**EXTRACTED TEXT**
If you're thinking of going to .325 in that .063 bar, don't bother. I did it, and I couldn't really notice any improvement over the 3/8 .063. I have three 33" bars for my 395, one each of .325, .375, and .404, and so far the best all-around seems to be the 3/8 with either a 7-pin sprocket in big wood or an 8-pin in smaller stuff. Tried .325 9-pin and it turned that big saw into a gutless wonder on the mill, though worked beautifully crosscutting firewood. Plus, the 3/8 chain is cheaper due to fewer drive links, and will last longer due to larger cutters. Having said that, by far the best I've found yet is semi-round 3/8 .050 low-profile chain. I have that on my 660's 25" bar with an 8-pin sprocket, and use it for taking boards off cants. I was cutting spruce 2X4s almost as fast as I could walk the saw down the cant. Even maxed out near 20" it cuts very fast and leaves the smoothest surface of any chain I've used. And since I never use it for squaring logs, it never sees dirty bark or mishaps with guide rail hardware, so it rarely needs sharpening in the softwoods I work with.
Back to the pushing difficulties though... I like Bob's idea of putting UHMW strips on the bottom of his guide rails. I might do it myself if I can find some cheap enough. What you're looking at in that picture is the bottom of his mill, which is turned on its side. All the rigging in the foreground is (I believe) his auxiliary nose oiler setup. I think he also has a magnetic bar holder to prevent sagging with long bars, so it might be that too. Whatever you do to your front mill rail, keep the front edge square to the wood, don't taper or round it any more than putting maybe a 1/16" bevel on it. This square edge helps scrape sawdust off the top of the cut so the mill has a nice clean surface to ride on. Rounded rails just want to ride up and over any small obstacles, which can make a rougher cut.

**Annotated region listings**
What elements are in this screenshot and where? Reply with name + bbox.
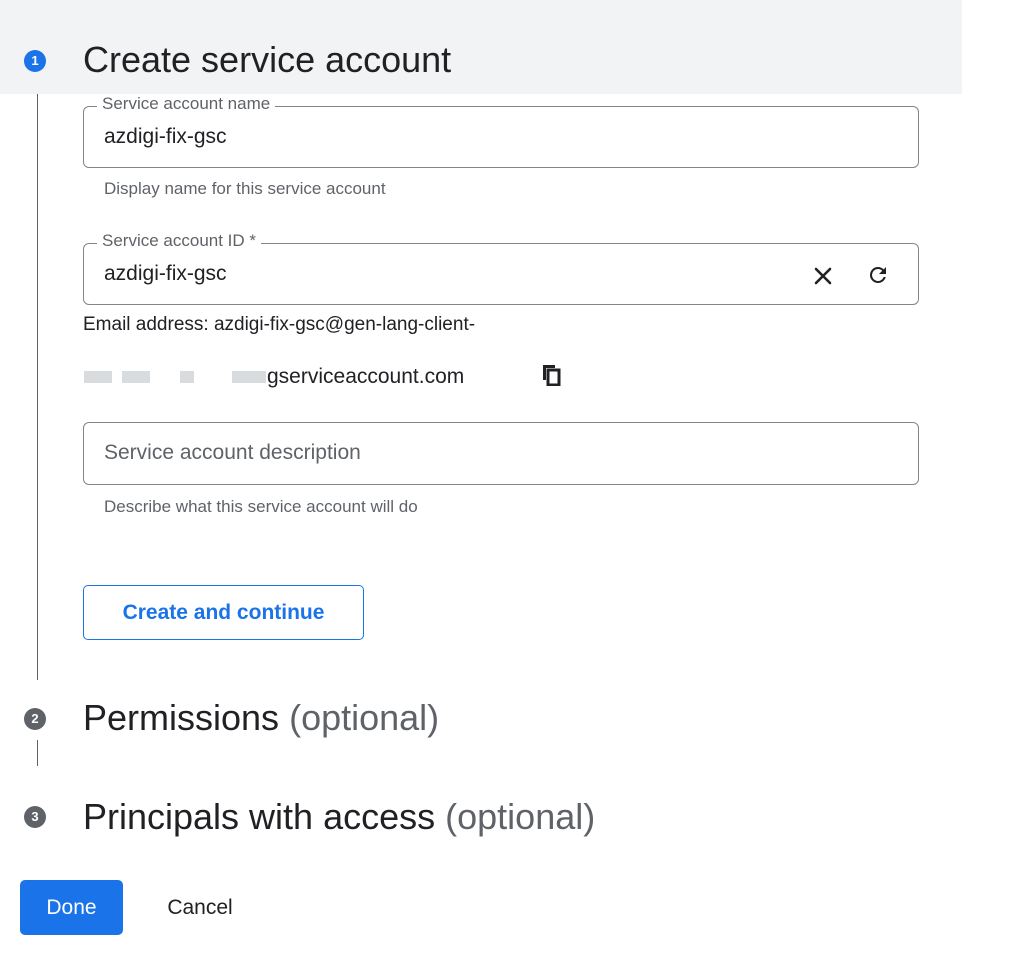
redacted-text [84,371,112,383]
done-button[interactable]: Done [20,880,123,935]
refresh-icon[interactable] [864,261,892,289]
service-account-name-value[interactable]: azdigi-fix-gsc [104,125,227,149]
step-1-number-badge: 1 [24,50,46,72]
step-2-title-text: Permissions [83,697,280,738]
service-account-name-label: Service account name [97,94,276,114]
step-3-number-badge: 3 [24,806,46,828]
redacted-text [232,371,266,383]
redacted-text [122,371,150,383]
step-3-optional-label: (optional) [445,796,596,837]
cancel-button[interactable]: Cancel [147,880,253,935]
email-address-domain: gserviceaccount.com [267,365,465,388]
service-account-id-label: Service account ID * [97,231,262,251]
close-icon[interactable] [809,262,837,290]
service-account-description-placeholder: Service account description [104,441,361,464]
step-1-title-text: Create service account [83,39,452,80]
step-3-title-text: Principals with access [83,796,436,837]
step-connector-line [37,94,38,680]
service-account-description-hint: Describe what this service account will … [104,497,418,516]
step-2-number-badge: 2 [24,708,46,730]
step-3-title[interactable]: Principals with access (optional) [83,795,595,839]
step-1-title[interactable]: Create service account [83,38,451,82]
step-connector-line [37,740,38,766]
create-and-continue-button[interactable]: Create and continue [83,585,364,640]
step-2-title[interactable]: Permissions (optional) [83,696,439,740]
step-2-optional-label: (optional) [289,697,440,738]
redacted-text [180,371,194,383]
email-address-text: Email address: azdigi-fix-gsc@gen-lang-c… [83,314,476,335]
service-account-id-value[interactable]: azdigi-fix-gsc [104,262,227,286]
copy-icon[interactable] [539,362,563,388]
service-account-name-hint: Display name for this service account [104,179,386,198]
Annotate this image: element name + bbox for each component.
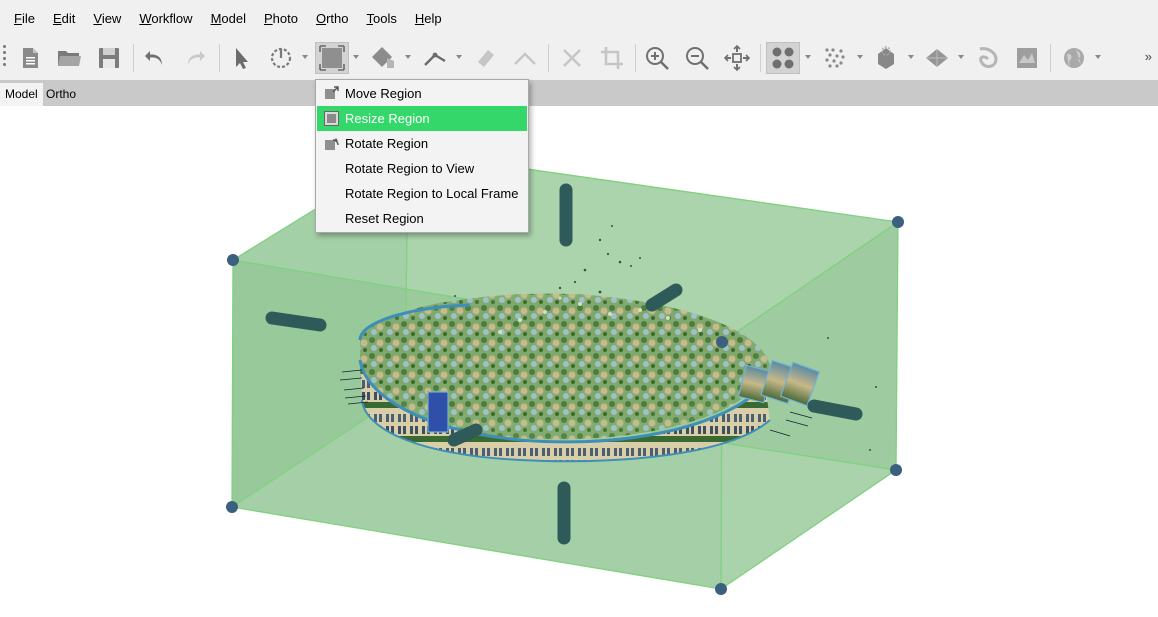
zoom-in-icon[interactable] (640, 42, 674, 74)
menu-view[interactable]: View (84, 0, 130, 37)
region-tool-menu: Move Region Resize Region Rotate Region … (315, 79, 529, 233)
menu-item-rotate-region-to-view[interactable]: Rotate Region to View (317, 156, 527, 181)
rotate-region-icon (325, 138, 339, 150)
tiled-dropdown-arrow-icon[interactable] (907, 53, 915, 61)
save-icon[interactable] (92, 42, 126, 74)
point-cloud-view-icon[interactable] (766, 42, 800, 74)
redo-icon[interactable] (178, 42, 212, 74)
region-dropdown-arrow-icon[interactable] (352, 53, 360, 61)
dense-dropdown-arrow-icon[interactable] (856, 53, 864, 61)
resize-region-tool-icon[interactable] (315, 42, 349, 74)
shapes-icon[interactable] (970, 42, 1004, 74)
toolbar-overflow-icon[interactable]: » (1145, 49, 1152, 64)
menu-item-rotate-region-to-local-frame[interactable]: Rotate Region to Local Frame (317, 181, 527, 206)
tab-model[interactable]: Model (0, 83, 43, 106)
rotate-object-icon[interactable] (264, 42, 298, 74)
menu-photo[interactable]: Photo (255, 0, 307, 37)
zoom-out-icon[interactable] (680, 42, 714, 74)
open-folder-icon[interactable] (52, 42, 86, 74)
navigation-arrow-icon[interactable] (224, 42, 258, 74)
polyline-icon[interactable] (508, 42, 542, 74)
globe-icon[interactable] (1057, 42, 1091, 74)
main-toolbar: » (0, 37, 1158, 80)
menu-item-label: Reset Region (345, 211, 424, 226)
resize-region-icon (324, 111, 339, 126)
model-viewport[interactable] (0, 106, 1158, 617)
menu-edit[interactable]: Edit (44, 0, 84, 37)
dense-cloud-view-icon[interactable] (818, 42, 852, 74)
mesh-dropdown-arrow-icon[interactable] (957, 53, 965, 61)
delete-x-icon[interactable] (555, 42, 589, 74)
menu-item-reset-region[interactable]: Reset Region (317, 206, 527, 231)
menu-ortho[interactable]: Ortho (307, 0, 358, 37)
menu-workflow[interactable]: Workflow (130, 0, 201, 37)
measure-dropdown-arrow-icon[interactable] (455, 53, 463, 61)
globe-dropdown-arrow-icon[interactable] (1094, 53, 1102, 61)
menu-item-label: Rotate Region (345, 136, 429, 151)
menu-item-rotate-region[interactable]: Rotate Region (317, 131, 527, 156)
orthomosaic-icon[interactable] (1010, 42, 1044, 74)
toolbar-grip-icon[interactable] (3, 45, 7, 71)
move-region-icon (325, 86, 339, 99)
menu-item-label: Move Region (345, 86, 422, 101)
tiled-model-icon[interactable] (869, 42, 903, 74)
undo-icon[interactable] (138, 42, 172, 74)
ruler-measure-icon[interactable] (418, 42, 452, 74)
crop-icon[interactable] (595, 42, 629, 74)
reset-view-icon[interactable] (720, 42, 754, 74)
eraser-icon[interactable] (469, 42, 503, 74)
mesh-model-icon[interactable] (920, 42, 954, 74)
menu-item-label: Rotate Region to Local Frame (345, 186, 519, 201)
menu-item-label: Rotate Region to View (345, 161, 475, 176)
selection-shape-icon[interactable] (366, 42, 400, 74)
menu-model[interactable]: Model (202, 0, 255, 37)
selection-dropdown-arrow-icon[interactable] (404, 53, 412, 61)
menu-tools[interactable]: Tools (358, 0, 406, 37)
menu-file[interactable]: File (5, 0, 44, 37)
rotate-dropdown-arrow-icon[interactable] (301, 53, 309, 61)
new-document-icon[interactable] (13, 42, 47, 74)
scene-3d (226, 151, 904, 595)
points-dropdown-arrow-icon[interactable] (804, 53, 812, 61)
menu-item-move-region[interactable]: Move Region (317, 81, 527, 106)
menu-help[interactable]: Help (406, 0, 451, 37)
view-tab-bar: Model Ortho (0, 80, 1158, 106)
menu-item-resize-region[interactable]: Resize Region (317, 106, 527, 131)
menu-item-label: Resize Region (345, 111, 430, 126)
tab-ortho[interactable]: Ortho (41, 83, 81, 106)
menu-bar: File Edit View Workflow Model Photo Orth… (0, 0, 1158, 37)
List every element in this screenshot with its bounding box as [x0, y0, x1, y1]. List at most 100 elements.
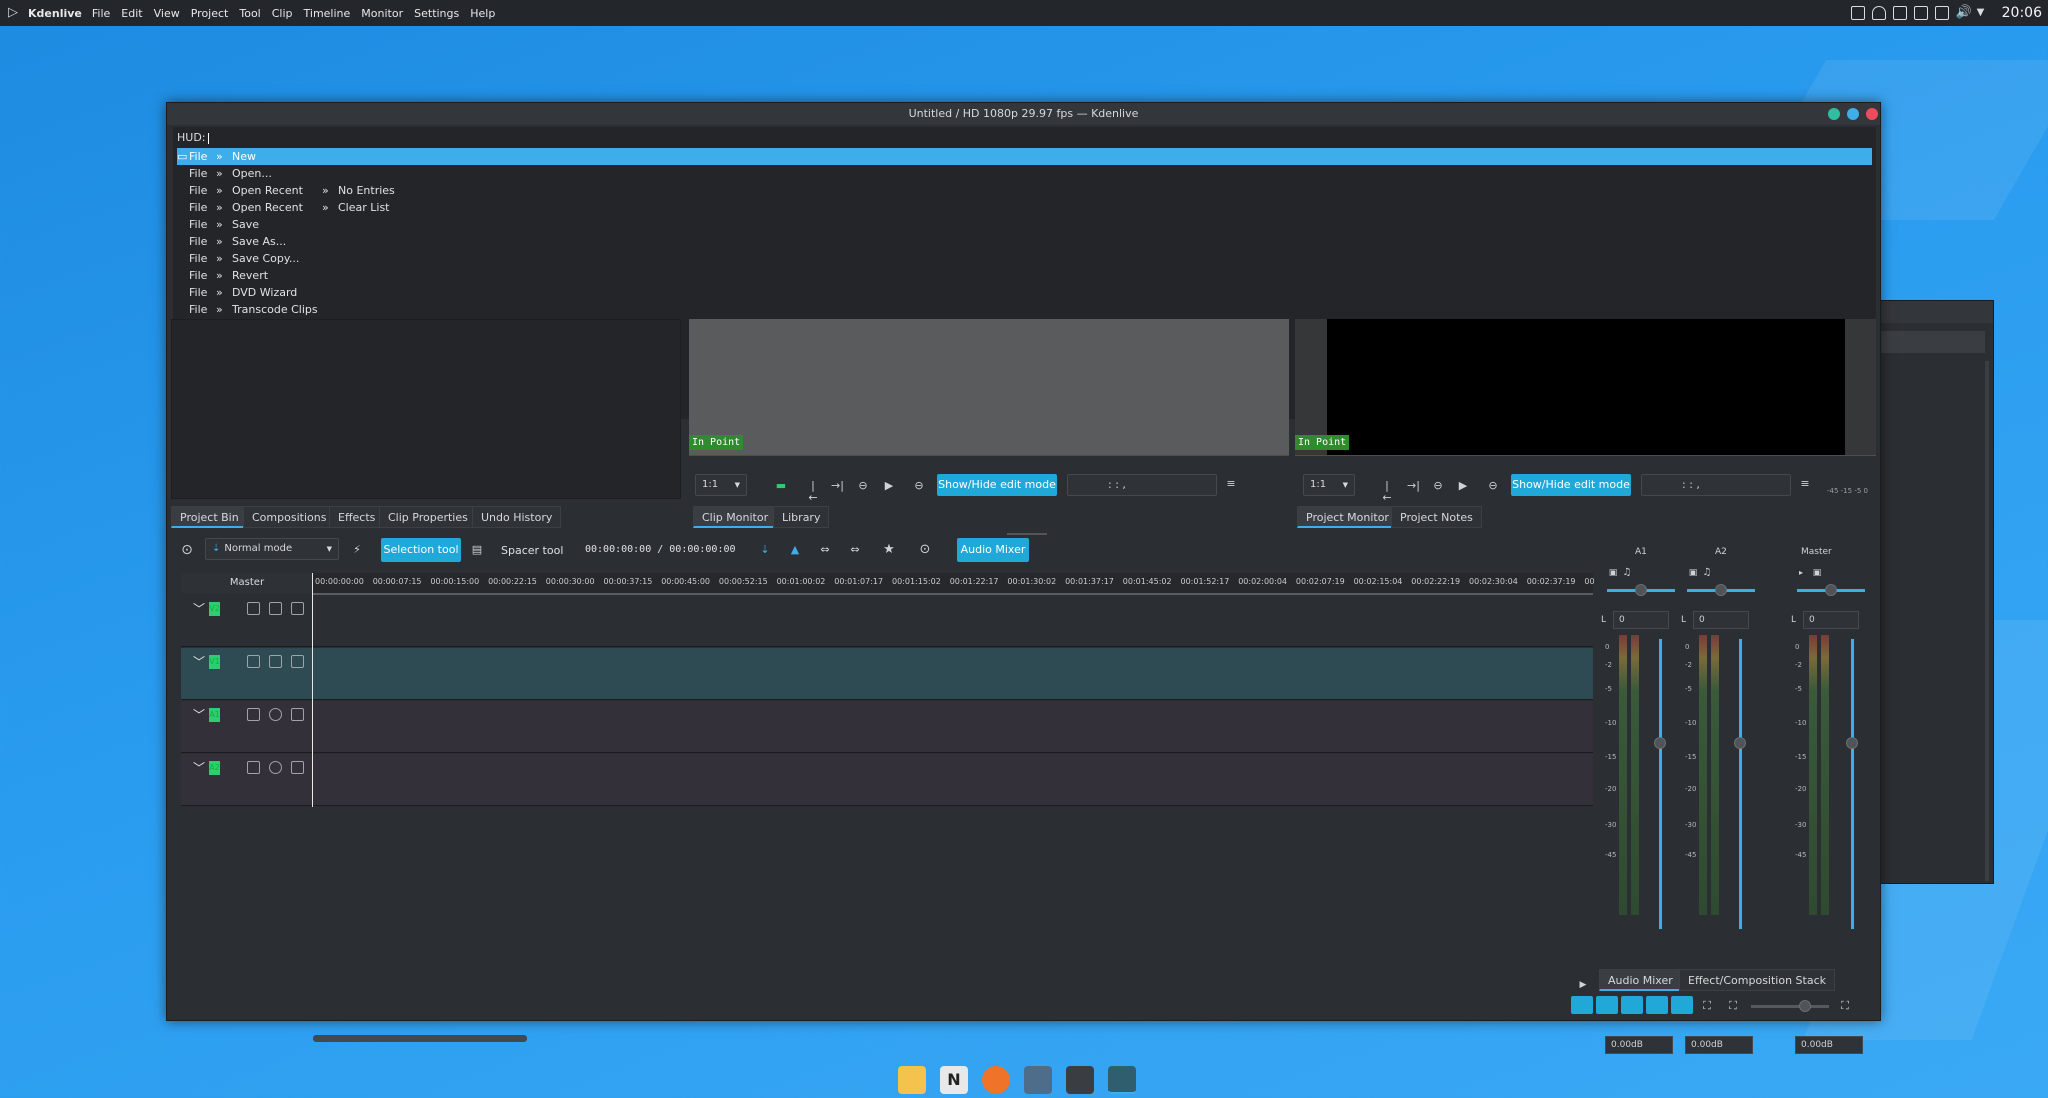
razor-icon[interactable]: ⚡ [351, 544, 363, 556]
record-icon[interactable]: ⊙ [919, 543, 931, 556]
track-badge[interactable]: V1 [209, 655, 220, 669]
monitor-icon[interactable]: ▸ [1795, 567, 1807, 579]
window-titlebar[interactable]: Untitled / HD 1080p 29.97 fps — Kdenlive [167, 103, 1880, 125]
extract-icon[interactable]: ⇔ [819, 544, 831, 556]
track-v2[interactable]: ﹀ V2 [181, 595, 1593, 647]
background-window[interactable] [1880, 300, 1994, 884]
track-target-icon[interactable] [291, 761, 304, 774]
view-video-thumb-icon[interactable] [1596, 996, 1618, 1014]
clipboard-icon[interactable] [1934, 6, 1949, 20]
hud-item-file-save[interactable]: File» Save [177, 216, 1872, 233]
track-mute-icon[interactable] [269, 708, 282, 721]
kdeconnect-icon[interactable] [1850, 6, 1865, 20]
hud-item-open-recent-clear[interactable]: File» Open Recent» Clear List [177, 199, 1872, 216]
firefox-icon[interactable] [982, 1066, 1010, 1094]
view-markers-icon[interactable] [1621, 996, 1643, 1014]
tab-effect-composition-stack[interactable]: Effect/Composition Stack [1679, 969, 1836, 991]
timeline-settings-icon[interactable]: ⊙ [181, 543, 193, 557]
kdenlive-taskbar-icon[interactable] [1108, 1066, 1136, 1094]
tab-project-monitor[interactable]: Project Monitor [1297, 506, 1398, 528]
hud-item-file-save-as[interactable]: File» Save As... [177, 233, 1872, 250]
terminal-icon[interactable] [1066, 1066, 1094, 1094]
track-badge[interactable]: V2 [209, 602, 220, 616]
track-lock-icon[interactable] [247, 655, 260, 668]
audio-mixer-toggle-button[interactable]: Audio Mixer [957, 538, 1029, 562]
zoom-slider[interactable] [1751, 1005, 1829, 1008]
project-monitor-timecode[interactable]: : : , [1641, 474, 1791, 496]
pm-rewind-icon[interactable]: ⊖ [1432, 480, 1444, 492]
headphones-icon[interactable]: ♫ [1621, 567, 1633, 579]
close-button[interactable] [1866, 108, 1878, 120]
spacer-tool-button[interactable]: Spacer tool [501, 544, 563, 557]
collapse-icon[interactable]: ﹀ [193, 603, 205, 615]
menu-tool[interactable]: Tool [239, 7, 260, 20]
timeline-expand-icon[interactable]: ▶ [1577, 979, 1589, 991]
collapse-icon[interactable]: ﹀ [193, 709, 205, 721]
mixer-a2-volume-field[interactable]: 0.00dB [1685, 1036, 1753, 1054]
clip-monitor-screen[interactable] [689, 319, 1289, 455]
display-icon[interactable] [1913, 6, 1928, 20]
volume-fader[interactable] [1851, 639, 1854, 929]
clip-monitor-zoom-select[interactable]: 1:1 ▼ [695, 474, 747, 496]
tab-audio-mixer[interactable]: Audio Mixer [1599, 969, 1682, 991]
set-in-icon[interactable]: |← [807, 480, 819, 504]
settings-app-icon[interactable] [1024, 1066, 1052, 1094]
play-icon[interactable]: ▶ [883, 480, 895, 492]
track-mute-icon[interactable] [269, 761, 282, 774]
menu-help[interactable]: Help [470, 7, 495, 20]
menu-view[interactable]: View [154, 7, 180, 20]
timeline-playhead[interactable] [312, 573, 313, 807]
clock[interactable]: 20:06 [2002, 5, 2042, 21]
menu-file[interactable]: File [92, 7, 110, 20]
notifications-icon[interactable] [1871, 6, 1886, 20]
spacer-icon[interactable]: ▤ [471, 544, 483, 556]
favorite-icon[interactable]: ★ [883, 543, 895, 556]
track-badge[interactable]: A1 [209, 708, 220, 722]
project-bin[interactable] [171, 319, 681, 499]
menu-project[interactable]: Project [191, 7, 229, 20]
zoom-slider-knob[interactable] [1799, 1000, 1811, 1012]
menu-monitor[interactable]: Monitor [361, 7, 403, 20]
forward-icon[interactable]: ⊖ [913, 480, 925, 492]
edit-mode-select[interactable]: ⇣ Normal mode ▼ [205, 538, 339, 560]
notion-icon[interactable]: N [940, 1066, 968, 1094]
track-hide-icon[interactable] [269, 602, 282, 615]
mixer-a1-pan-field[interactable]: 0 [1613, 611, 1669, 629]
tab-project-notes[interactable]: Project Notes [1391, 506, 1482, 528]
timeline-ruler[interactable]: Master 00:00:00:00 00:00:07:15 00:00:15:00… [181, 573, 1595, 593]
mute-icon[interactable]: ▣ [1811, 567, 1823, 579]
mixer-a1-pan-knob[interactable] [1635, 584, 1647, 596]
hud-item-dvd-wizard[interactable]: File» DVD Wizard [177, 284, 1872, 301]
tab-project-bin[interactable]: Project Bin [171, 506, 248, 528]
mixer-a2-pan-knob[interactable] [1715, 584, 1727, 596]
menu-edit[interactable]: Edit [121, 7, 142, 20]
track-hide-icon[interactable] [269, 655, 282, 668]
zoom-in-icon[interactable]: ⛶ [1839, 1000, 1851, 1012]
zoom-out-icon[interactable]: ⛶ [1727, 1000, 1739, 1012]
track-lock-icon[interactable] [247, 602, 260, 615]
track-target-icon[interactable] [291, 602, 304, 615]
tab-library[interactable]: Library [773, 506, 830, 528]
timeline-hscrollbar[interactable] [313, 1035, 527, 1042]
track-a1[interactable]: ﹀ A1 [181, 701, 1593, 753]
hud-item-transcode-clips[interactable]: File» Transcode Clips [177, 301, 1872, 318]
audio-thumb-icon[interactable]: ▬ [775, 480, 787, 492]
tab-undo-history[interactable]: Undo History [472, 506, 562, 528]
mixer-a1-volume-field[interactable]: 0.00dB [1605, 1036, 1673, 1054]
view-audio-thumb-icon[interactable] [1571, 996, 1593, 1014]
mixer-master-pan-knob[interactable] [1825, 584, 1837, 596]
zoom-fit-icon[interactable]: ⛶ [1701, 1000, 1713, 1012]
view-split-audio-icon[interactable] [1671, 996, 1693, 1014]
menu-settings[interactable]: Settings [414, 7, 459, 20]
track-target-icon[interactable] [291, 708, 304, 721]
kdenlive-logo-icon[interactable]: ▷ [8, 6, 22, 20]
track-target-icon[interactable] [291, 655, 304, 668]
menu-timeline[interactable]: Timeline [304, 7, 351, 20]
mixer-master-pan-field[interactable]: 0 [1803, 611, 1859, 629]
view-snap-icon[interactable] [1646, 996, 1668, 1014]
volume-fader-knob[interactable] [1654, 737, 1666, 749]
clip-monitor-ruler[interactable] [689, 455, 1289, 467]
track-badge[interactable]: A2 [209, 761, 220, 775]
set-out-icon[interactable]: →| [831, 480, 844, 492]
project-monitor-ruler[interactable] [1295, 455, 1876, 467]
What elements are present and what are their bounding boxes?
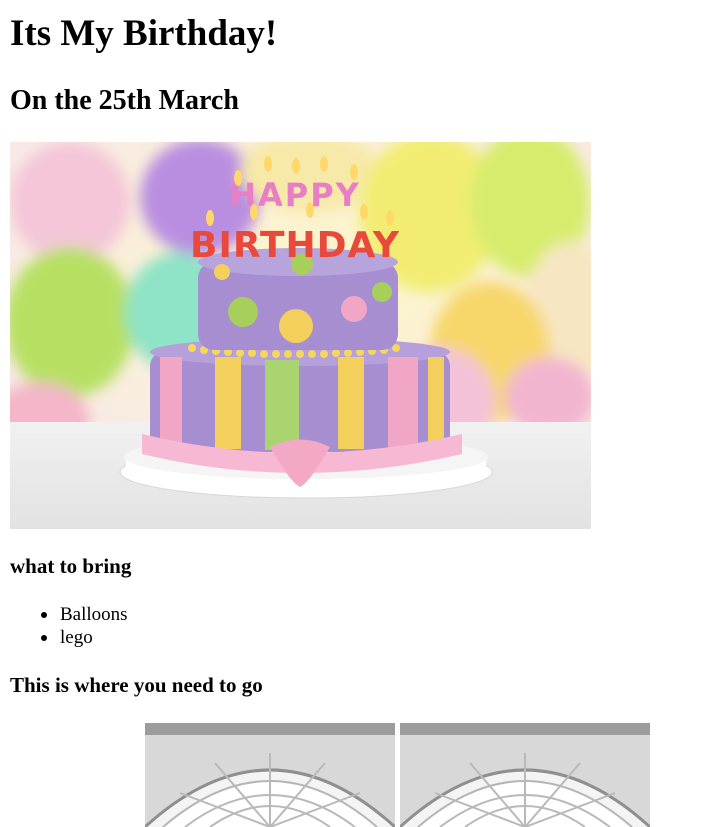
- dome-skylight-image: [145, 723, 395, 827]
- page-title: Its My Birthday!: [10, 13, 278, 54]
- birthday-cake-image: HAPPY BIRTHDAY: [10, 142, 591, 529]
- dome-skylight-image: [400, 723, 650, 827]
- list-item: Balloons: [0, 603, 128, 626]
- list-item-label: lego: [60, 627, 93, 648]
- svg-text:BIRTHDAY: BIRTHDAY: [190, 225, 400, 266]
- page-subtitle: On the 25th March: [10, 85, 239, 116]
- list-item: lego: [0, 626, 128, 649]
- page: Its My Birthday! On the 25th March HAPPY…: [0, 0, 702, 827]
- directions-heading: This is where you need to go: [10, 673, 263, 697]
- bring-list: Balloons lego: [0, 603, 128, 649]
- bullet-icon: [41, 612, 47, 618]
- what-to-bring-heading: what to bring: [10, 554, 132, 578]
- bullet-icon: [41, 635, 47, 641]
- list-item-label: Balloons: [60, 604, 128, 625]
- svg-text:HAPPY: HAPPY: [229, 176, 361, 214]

**EXERCISE**
Write a continuation of the chainsaw milling text, picking up right after its final sentence. The entries have no connection to the text on chainsaw milling.

**OUTPUT FOR THIS EXERCISE**
I agree that when pushing with the standard handle included with the mill, too much force tends to be directed to the front. I especially find this to be a problem near the end of a cut, as I've noticed the rear rail of the mill wanting to lift up off the guide board. So at that point I usually push from where the crossmember meets the rear rail and keep more pressure down on the back of the mill. Through the cut, I generally find myself pushing from either the top stabilizer pipe (I actually fitted a foam handle over it to relieve vibration), or the nose-end depth post. I quite like pushing from the end post as it gives me a lot more leverage on the mill, though with long bars and big logs it can be awkward.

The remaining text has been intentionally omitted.